[start of Task material]
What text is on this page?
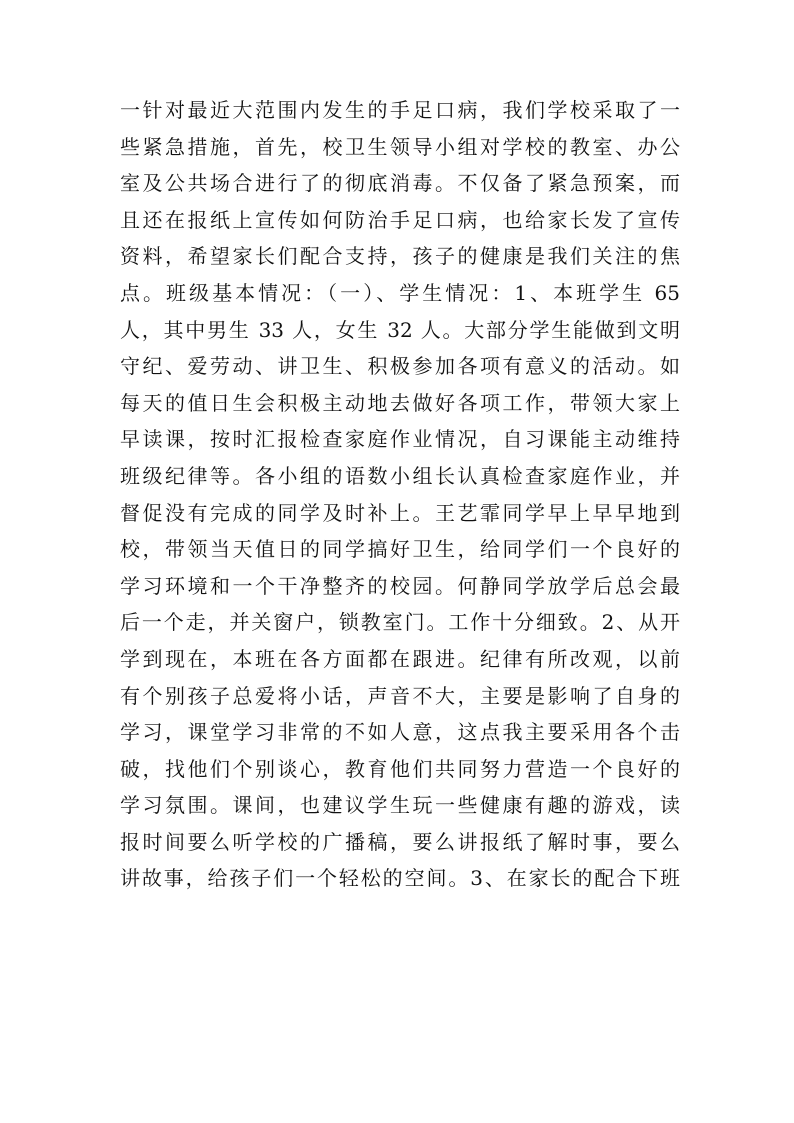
一针对最近大范围内发生的手足口病，我们学校采取了一
些紧急措施，首先，校卫生领导小组对学校的教室、办公
室及公共场合进行了的彻底消毒。不仅备了紧急预案，而
且还在报纸上宣传如何防治手足口病，也给家长发了宣传
资料，希望家长们配合支持，孩子的健康是我们关注的焦
点。班级基本情况：（一）、学生情况：1、本班学生 65
人，其中男生 33 人，女生 32 人。大部分学生能做到文明
守纪、爱劳动、讲卫生、积极参加各项有意义的活动。如
每天的值日生会积极主动地去做好各项工作，带领大家上
早读课，按时汇报检查家庭作业情况，自习课能主动维持
班级纪律等。各小组的语数小组长认真检查家庭作业，并
督促没有完成的同学及时补上。王艺霏同学早上早早地到
校，带领当天值日的同学搞好卫生，给同学们一个良好的
学习环境和一个干净整齐的校园。何静同学放学后总会最
后一个走，并关窗户，锁教室门。工作十分细致。2、从开
学到现在，本班在各方面都在跟进。纪律有所改观，以前
有个别孩子总爱将小话，声音不大，主要是影响了自身的
学习，课堂学习非常的不如人意，这点我主要采用各个击
破，找他们个别谈心，教育他们共同努力营造一个良好的
学习氛围。课间，也建议学生玩一些健康有趣的游戏，读
报时间要么听学校的广播稿，要么讲报纸了解时事，要么
讲故事，给孩子们一个轻松的空间。3、在家长的配合下班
[end of Task material]
**Task brief**
Transcribe the full listing above exactly, with the images removed.

**Full output**
What text is on this page?
一针对最近大范围内发生的手足口病，我们学校采取了一
些紧急措施，首先，校卫生领导小组对学校的教室、办公
室及公共场合进行了的彻底消毒。不仅备了紧急预案，而
且还在报纸上宣传如何防治手足口病，也给家长发了宣传
资料，希望家长们配合支持，孩子的健康是我们关注的焦
点。班级基本情况：（一）、学生情况：1、本班学生 65
人，其中男生 33 人，女生 32 人。大部分学生能做到文明
守纪、爱劳动、讲卫生、积极参加各项有意义的活动。如
每天的值日生会积极主动地去做好各项工作，带领大家上
早读课，按时汇报检查家庭作业情况，自习课能主动维持
班级纪律等。各小组的语数小组长认真检查家庭作业，并
督促没有完成的同学及时补上。王艺霏同学早上早早地到
校，带领当天值日的同学搞好卫生，给同学们一个良好的
学习环境和一个干净整齐的校园。何静同学放学后总会最
后一个走，并关窗户，锁教室门。工作十分细致。2、从开
学到现在，本班在各方面都在跟进。纪律有所改观，以前
有个别孩子总爱将小话，声音不大，主要是影响了自身的
学习，课堂学习非常的不如人意，这点我主要采用各个击
破，找他们个别谈心，教育他们共同努力营造一个良好的
学习氛围。课间，也建议学生玩一些健康有趣的游戏，读
报时间要么听学校的广播稿，要么讲报纸了解时事，要么
讲故事，给孩子们一个轻松的空间。3、在家长的配合下班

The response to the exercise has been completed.